Os convidados, porém, entendem o recado: é o encontro mensal de pagãos -seguidores de religiões pré-cristãs- no parque
Trianon, no centro de São Paulo.
O paganismo tem ganhado
adeptos em razão do livro "O Código Da Vinci", que aborda os rituais pagãos e a adoração à deusa
(leia texto ao lado).
Os participantes -cerca de
80- se reúnem em torno do círculo de pedra (um chafariz desativado). Um chapéu de bruxa passa
de mão em mão, e quem o recebe
se apresenta aos demais, alguns
com o nome "oficial", outros com
a alcunha pagã adotada. "Sou a
Blue Moon [Lua Azul]", diz a moça vestida de preto, com o cabelo
pintado de azul.
A maioria é ligada à wicca (bruxaria), ao xamanismo, de origem
indígena, e ao druidismo, que tem
como base as antigas tradições
celtas, mas há de tudo um pouco:
incluindo gente que, em sua busca espiritual, diz ter chegado à
conclusão de que deve se alimentar apenas de luz, por exemplo.
Para os demais, porém, há bolos,
doces, sucos e vinhos, levados pelos próprios participantes e distribuídos sobre uma toalha branca.
Em comum, dizem, está a crença no sagrado feminino (a deusa)
e a valorização da natureza. "Para
nós, tudo tem alma: as rochas, os
animais, os rios. E a divindade
não é algo além, separado de nós.
É um rio, uma flor, a pessoa que
está ao nosso lado", explica uma
das organizadoras do encontro, a
psicóloga Melissa Giorgetti, 27,
estudante da cultura celta.
-----
* EXERCÍCIOS PROPOSTOS
(a) Reproduza, do texto sobre o encontro de pagãos, o trecho de "Os participantes -cerca" até "luz, por exemplo.".
(b) Com base no texto sobre o encontro de pagãos, responda:
(i) Em que parque ocorre o encontro mensal?
(ii) Quantos participantes, aproximadamente, se reúnem?
(iii) O que é, na verdade, o círculo de pedra em torno do qual eles se reúnem?

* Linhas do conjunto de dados
-----
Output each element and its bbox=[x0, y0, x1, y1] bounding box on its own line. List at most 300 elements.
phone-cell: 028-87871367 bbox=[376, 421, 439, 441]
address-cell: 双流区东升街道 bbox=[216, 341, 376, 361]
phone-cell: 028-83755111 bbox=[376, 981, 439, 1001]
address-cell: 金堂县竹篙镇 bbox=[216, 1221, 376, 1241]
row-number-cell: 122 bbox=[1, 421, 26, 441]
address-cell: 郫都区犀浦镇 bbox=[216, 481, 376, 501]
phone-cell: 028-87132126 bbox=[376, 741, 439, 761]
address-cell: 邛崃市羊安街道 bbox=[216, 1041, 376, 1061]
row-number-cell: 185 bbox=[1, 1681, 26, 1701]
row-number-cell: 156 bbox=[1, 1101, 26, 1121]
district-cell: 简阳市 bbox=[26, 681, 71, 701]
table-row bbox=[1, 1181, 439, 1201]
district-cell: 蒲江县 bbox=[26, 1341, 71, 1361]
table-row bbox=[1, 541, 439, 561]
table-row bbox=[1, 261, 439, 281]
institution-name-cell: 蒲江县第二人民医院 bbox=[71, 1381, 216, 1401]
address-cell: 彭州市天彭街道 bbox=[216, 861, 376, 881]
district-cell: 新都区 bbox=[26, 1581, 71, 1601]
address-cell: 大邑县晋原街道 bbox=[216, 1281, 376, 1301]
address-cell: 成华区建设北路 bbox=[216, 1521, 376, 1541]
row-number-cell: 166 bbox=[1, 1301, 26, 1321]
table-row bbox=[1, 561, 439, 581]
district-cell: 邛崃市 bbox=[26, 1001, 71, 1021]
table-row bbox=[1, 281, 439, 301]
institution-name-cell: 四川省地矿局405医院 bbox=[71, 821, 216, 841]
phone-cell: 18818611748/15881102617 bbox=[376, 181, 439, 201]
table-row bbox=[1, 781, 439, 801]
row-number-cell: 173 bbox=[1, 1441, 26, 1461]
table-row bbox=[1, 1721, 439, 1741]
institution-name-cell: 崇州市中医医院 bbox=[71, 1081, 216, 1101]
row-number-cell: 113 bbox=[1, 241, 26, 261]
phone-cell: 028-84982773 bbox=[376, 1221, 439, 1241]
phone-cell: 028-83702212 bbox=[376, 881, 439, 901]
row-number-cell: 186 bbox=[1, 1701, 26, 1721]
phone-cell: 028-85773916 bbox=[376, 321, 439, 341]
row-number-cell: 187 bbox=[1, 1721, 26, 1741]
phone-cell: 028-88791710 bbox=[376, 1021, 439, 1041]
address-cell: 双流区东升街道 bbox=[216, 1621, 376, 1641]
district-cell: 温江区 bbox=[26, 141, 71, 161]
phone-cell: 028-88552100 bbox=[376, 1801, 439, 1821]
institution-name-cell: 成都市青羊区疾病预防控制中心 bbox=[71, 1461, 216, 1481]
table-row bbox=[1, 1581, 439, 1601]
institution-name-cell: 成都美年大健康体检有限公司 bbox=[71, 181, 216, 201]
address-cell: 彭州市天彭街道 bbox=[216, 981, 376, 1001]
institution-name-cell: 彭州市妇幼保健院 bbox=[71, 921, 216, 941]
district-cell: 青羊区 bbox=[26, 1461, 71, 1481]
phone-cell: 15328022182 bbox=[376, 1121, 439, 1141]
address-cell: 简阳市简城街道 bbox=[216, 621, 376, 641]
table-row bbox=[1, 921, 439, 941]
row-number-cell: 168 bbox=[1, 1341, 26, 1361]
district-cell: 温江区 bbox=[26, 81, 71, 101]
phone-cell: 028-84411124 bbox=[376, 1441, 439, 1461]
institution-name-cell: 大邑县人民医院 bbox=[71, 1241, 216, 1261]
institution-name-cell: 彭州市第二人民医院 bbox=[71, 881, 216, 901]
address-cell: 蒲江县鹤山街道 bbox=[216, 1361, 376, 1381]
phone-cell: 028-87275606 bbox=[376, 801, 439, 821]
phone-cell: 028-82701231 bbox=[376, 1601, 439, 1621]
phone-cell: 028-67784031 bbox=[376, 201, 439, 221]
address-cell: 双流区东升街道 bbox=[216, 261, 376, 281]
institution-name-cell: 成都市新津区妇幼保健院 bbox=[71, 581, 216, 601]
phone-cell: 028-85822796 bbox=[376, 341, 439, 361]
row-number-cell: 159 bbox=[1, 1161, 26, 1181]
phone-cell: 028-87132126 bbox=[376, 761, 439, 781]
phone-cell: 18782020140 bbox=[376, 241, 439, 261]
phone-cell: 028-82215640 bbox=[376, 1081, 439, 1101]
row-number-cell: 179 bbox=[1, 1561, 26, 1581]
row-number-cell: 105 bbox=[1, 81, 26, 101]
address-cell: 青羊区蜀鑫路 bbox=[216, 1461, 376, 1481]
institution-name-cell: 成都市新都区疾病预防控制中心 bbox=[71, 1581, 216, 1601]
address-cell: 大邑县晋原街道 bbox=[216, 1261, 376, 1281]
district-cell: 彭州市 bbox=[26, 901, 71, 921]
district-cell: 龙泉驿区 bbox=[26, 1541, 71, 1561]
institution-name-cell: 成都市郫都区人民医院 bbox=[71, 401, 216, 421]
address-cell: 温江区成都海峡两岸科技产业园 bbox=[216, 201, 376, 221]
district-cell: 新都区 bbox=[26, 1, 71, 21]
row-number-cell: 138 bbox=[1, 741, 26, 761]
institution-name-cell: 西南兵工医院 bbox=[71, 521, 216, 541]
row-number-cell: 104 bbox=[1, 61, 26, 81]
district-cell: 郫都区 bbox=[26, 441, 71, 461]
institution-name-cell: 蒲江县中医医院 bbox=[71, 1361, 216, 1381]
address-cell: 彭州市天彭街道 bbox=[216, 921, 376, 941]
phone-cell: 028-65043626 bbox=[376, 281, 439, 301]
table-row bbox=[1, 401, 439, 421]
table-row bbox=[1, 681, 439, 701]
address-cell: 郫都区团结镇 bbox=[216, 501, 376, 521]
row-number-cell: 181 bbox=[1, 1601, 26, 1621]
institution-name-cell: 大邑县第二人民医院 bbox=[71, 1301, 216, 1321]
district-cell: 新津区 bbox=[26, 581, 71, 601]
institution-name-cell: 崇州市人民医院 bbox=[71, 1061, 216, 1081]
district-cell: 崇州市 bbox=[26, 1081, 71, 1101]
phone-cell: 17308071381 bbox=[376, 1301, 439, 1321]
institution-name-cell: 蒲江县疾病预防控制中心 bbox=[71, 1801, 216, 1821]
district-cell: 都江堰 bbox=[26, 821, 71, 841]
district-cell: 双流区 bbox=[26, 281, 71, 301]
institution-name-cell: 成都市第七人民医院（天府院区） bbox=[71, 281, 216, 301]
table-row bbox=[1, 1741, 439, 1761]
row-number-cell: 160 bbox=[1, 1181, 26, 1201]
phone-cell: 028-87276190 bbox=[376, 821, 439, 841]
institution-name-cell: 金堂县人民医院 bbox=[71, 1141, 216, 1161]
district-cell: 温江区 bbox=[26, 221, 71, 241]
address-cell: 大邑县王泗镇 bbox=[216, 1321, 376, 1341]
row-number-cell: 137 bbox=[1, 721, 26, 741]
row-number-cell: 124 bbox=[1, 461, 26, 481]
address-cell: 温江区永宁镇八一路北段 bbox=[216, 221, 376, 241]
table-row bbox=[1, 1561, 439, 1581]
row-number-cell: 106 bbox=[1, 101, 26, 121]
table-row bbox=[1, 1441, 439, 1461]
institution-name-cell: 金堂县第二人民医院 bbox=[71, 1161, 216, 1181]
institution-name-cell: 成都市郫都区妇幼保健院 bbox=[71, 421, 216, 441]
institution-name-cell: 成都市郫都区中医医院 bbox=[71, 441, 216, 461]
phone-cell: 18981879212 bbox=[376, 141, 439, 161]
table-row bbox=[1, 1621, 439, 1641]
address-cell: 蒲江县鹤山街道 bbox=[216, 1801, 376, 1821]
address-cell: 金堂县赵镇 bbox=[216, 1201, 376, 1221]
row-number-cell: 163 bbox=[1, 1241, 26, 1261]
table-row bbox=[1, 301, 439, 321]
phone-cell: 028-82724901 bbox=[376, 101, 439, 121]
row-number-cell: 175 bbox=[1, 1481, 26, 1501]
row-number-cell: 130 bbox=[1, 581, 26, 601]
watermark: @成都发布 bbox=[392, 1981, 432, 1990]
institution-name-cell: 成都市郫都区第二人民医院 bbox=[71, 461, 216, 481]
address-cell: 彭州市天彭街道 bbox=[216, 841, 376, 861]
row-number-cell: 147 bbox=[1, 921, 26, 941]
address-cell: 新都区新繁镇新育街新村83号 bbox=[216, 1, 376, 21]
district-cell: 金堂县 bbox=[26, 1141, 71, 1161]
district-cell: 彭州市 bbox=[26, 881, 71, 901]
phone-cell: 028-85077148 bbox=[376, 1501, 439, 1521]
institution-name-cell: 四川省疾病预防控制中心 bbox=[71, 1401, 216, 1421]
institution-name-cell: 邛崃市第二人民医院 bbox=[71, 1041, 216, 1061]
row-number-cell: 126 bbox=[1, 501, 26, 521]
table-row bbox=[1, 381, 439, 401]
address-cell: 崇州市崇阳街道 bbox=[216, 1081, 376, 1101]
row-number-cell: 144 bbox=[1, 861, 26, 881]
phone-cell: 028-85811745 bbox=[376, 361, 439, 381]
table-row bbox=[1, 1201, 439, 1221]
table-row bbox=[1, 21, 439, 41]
-----
* RESPOSTAS EM ORDEM
(a)
Os participantes -cerca de
80- se reúnem em torno do círculo de pedra (um chafariz desativado). Um chapéu de bruxa passa
de mão em mão, e quem o recebe
se apresenta aos demais, alguns
com o nome "oficial", outros com
a alcunha pagã adotada. "Sou a
Blue Moon [Lua Azul]", diz a moça vestida de preto, com o cabelo
pintado de azul.
A maioria é ligada à wicca (bruxaria), ao xamanismo, de origem
indígena, e ao druidismo, que tem
como base as antigas tradições
celtas, mas há de tudo um pouco:
incluindo gente que, em sua busca espiritual, diz ter chegado à
conclusão de que deve se alimentar apenas de luz, por exemplo.

(b)
(i) No parque Trianon, no centro de São Paulo.
(ii) Cerca de 80.
(iii) Um chafariz desativado.